Monday, December 16, 2013

How to increase Xmx for the hadoop client applications

Sometimes you need more memory for hadoop client application tools like hive, beeline or pig.
export HADOOP_CLIENT_OPTS=-Xmx2G

Thursday, December 12, 2013

Find out the total size of directories with the 'du' command

To get a sorted list of folder sizes run:
du -sm * | sort -n

How to access the web interface of a remote hadoop cluster over a SOCKS proxy

You want to use the web interface of a hadoop cluster but you only have ssh access to it? SOCKS is the solution:

Use ssh to open a SOCKS proxy:

ssh -f -N -D 7070 user@remote-host
Click here for an explanation of the command.

After that you can configure firefox to use this proxy:

  1. Go to the manual proxy settings and add localhost:7070 as SOCKS v5 host
  2. Go to about:config and set network.proxy.socks_remote_dns to true to use DNS resolution over the proxy (thanks to Aczire for this!).
Thats all!

Wednesday, December 11, 2013

How to rsync a folder over ssh

Another short shell snippet:

rsync -avze ssh source user@host:target-folder
For an explanation of the command click here.

Monday, October 28, 2013

How to write unit tests for your Hadoop MapRecude jobs

Simple answer: use MRUnit.

You will need a classifier to include it in your maven project:

  <dependency>
   <groupId>org.apache.mrunit</groupId>
   <artifactId>mrunit</artifactId>
   <version>1.0.0</version>
   <classifier>hadoop2</classifier>
   <scope>test</scope>
  </dependency>

Time based tests with joda time

In unit tests it is helpful to set a fixed date and time. With joda time you can do this by simply calling
DateTimeUtils.setCurrentMillisFixed(new DateTime(2013, 3, 2, 0, 0).getMillis());

Tuesday, October 8, 2013

How to launch eclipse with a specific jdk on mac os

Edit /Eclipse.app/Contents/MacOS/eclipse.ini. Add the following before -vmargs:
-vm 
/path/to/java/home
The linebreak after -vm matters! To find out the path to java home run
/usr/libexec/java_home
or 
/usr/libexec/java_home -v 1.7

Tuesday, October 1, 2013

How to install the sun 6 / oracle 7 jdk on ubuntu

https://github.com/flexiondotorg/oab-java6 provides a script for building a java package for sun jdk 6 and oracle jdk 7 for ubuntu.

_ _ _ _ _

To be done: Copy everything in the shell and Hadoop tips from "ssh -f -N -D" down to "Aczire for this!).", word for word.

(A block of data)

_ _ _ _ _

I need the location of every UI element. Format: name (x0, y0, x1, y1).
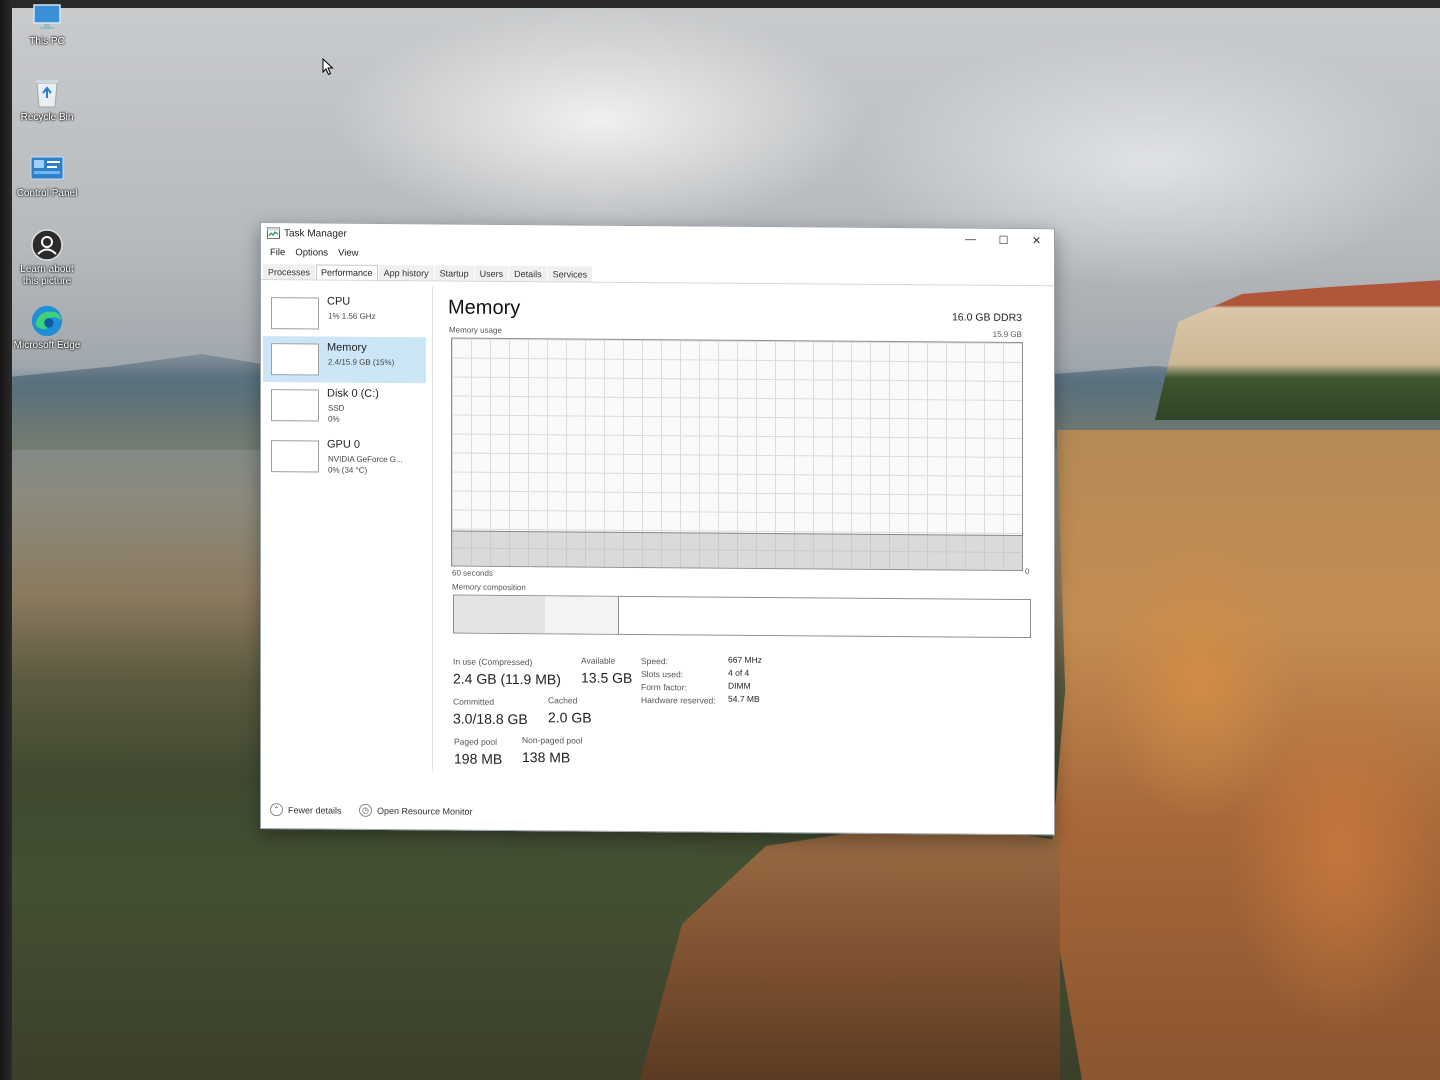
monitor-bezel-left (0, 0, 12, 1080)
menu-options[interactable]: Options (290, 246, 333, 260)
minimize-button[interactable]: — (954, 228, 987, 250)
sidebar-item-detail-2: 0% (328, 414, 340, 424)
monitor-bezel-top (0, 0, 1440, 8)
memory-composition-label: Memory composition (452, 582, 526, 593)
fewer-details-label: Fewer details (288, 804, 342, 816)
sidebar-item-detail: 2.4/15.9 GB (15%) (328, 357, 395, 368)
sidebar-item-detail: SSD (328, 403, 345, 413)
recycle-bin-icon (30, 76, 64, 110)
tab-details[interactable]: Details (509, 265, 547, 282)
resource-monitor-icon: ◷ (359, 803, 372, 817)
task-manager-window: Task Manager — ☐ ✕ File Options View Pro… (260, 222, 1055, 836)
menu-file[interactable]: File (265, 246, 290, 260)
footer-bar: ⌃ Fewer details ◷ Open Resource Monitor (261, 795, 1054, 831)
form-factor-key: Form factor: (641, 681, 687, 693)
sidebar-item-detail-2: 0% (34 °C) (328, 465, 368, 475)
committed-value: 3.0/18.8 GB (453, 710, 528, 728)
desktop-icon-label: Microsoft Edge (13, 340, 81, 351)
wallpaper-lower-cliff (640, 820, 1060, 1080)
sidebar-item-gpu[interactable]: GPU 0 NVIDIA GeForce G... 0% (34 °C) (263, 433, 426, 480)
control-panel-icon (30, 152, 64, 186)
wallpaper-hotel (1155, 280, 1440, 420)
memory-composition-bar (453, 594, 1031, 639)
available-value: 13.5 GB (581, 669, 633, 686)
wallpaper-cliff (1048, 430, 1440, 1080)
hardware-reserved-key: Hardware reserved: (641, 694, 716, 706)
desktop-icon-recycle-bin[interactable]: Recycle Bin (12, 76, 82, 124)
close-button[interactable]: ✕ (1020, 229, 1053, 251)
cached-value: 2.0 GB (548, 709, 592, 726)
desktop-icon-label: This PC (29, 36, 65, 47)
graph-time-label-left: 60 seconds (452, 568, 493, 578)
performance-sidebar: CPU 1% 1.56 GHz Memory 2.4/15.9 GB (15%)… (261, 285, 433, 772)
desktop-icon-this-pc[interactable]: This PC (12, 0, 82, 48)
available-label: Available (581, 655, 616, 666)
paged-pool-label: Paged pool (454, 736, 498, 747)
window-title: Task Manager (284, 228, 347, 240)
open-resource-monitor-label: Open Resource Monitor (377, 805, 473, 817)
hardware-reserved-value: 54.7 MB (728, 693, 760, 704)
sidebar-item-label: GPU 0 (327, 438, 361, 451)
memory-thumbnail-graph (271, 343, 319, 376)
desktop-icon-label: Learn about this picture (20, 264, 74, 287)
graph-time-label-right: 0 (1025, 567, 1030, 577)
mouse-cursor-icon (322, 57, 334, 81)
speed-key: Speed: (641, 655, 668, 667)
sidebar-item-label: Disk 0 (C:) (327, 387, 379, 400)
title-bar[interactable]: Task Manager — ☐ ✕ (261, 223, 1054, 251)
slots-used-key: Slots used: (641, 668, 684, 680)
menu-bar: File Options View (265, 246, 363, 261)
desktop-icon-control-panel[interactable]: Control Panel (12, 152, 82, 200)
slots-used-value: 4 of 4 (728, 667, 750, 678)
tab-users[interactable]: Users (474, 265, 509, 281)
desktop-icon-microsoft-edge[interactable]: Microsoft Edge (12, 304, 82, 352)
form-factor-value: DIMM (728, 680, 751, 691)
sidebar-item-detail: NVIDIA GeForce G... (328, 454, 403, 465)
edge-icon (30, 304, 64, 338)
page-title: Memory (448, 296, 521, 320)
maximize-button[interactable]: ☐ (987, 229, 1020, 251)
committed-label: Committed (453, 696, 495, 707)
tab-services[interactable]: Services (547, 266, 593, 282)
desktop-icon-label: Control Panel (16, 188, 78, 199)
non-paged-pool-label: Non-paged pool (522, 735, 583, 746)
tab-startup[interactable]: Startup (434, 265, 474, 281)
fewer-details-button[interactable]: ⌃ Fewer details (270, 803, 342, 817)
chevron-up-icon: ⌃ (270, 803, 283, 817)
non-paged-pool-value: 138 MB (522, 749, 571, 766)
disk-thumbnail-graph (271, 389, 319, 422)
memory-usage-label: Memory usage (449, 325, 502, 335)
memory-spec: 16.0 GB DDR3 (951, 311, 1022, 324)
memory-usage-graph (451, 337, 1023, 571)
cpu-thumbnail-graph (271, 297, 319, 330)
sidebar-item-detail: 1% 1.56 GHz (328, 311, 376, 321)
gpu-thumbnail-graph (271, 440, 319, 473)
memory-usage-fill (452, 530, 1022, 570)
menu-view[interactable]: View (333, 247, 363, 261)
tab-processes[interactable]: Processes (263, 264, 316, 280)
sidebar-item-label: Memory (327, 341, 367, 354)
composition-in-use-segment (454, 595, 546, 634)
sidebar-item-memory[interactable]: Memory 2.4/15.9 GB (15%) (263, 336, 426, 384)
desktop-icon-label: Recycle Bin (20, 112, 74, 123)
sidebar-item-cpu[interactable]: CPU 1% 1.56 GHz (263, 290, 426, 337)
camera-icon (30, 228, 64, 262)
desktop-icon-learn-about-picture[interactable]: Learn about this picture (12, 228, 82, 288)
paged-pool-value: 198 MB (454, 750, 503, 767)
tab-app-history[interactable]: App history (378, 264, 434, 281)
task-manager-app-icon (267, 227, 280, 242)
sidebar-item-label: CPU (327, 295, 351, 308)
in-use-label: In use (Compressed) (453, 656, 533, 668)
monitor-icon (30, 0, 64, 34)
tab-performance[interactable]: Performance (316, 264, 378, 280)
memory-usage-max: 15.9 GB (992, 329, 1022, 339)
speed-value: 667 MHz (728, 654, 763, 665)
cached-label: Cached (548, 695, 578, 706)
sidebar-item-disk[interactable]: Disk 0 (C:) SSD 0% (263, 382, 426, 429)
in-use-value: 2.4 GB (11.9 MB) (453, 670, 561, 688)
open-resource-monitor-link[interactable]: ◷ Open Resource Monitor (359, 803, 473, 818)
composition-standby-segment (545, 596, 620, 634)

_ _ _ _ _

Exercise output:
ssh -f -N -D 7070 user@remote-host
Click here for an explanation of the command.

After that you can configure firefox to use this proxy:

  1. Go to the manual proxy settings and add localhost:7070 as SOCKS v5 host
  2. Go to about:config and set network.proxy.socks_remote_dns to true to use DNS resolution over the proxy (thanks to Aczire for this!).